◆ **AIM OF THE TASK**
How many lines in the records below contain "Flughäfen"? Reply with the number only.

◆ **Dataset rows of page text**

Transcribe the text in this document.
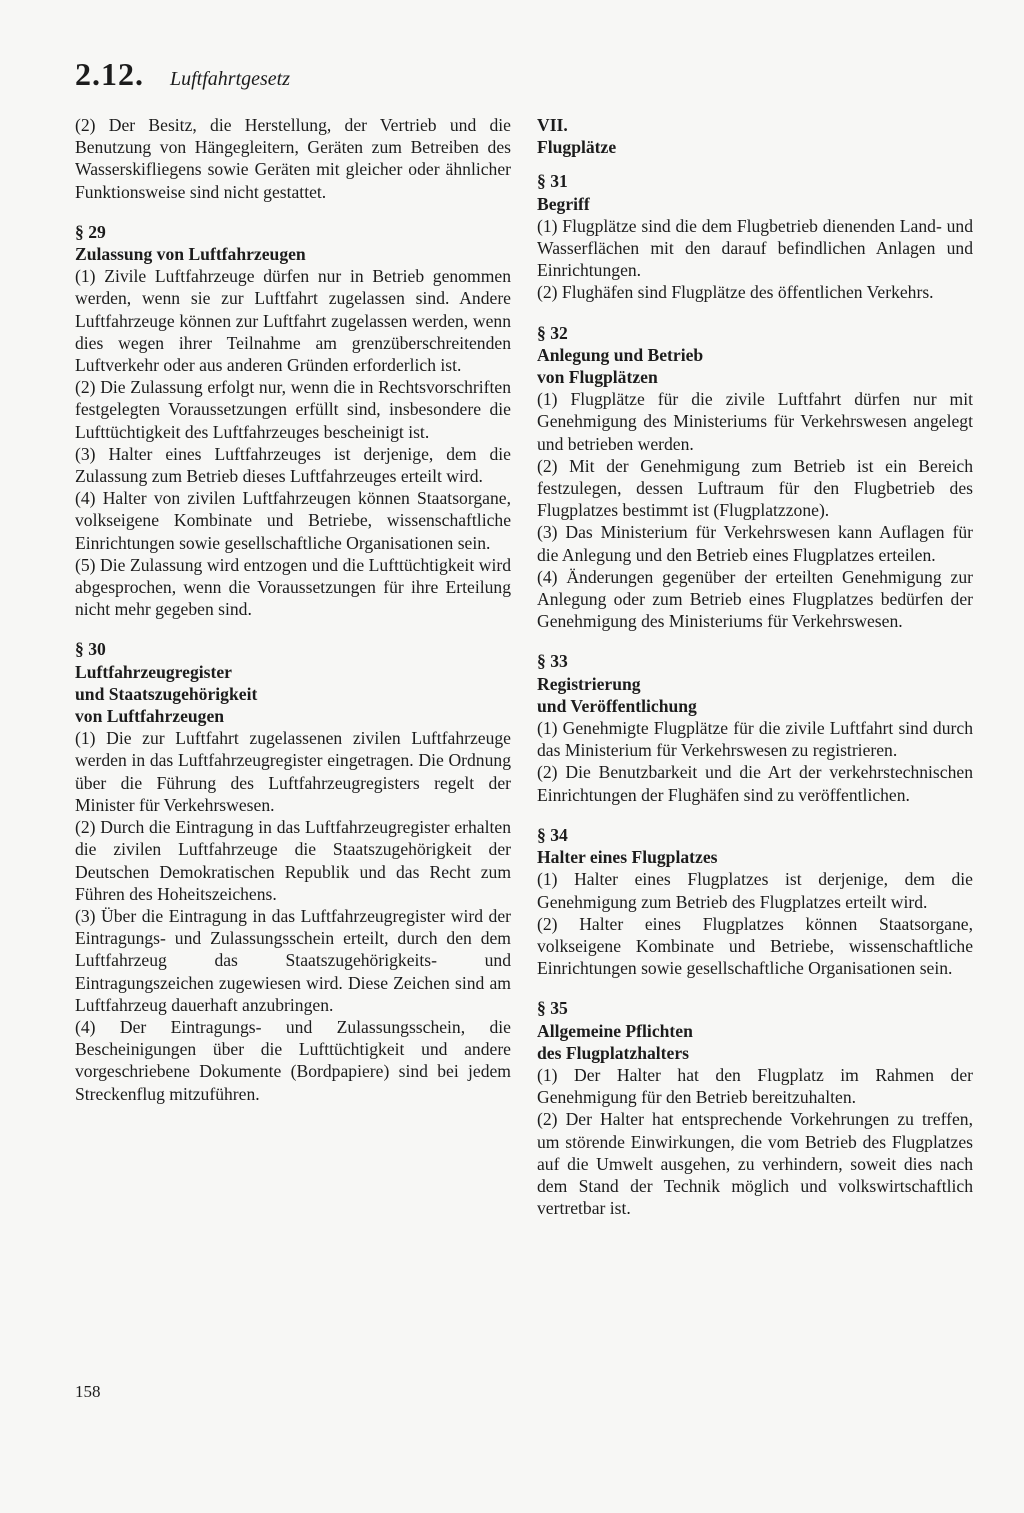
2.12. Luftfahrtgesetz

(2) Der Besitz, die Herstellung, der Vertrieb und die Benutzung von Hängegleitern, Geräten zum Betreiben des Wasserskifliegens sowie Geräten mit gleicher oder ähnlicher Funktionsweise sind nicht gestattet.

§ 29

Zulassung von Luftfahrzeugen

(1) Zivile Luftfahrzeuge dürfen nur in Betrieb genommen werden, wenn sie zur Luftfahrt zugelassen sind. Andere Luftfahrzeuge können zur Luftfahrt zugelassen werden, wenn dies wegen ihrer Teilnahme am grenzüberschreitenden Luftverkehr oder aus anderen Gründen erforderlich ist.

(2) Die Zulassung erfolgt nur, wenn die in Rechtsvorschriften festgelegten Voraussetzungen erfüllt sind, insbesondere die Lufttüchtigkeit des Luftfahrzeuges bescheinigt ist.

(3) Halter eines Luftfahrzeuges ist derjenige, dem die Zulassung zum Betrieb dieses Luftfahrzeuges erteilt wird.

(4) Halter von zivilen Luftfahrzeugen können Staatsorgane, volkseigene Kombinate und Betriebe, wissenschaftliche Einrichtungen sowie gesellschaftliche Organisationen sein.

(5) Die Zulassung wird entzogen und die Lufttüchtigkeit wird abgesprochen, wenn die Voraussetzungen für ihre Erteilung nicht mehr gegeben sind.

§ 30

Luftfahrzeugregister
und Staatszugehörigkeit
von Luftfahrzeugen

(1) Die zur Luftfahrt zugelassenen zivilen Luftfahrzeuge werden in das Luftfahrzeugregister eingetragen. Die Ordnung über die Führung des Luftfahrzeugregisters regelt der Minister für Verkehrswesen.

(2) Durch die Eintragung in das Luftfahrzeugregister erhalten die zivilen Luftfahrzeuge die Staatszugehörigkeit der Deutschen Demokratischen Republik und das Recht zum Führen des Hoheitszeichens.

(3) Über die Eintragung in das Luftfahrzeugregister wird der Eintragungs- und Zulassungsschein erteilt, durch den dem Luftfahrzeug das Staatszugehörigkeits- und Eintragungszeichen zugewiesen wird. Diese Zeichen sind am Luftfahrzeug dauerhaft anzubringen.

(4) Der Eintragungs- und Zulassungsschein, die Bescheinigungen über die Lufttüchtigkeit und andere vorgeschriebene Dokumente (Bordpapiere) sind bei jedem Streckenflug mitzuführen.

VII.

Flugplätze

§ 31

Begriff

(1) Flugplätze sind die dem Flugbetrieb dienenden Land- und Wasserflächen mit den darauf befindlichen Anlagen und Einrichtungen.

(2) Flughäfen sind Flugplätze des öffentlichen Verkehrs.

§ 32

Anlegung und Betrieb
von Flugplätzen

(1) Flugplätze für die zivile Luftfahrt dürfen nur mit Genehmigung des Ministeriums für Verkehrswesen angelegt und betrieben werden.

(2) Mit der Genehmigung zum Betrieb ist ein Bereich festzulegen, dessen Luftraum für den Flugbetrieb des Flugplatzes bestimmt ist (Flugplatzzone).

(3) Das Ministerium für Verkehrswesen kann Auflagen für die Anlegung und den Betrieb eines Flugplatzes erteilen.

(4) Änderungen gegenüber der erteilten Genehmigung zur Anlegung oder zum Betrieb eines Flugplatzes bedürfen der Genehmigung des Ministeriums für Verkehrswesen.

§ 33

Registrierung
und Veröffentlichung

(1) Genehmigte Flugplätze für die zivile Luftfahrt sind durch das Ministerium für Verkehrswesen zu registrieren.

(2) Die Benutzbarkeit und die Art der verkehrstechnischen Einrichtungen der Flughäfen sind zu veröffentlichen.

§ 34

Halter eines Flugplatzes

(1) Halter eines Flugplatzes ist derjenige, dem die Genehmigung zum Betrieb des Flugplatzes erteilt wird.

(2) Halter eines Flugplatzes können Staatsorgane, volkseigene Kombinate und Betriebe, wissenschaftliche Einrichtungen sowie gesellschaftliche Organisationen sein.

§ 35

Allgemeine Pflichten
des Flugplatzhalters

(1) Der Halter hat den Flugplatz im Rahmen der Genehmigung für den Betrieb bereitzuhalten.

(2) Der Halter hat entsprechende Vorkehrungen zu treffen, um störende Einwirkungen, die vom Betrieb des Flugplatzes auf die Umwelt ausgehen, zu verhindern, soweit dies nach dem Stand der Technik möglich und volkswirtschaftlich vertretbar ist.

158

◆ **OUTPUT FOR THIS TASK**
2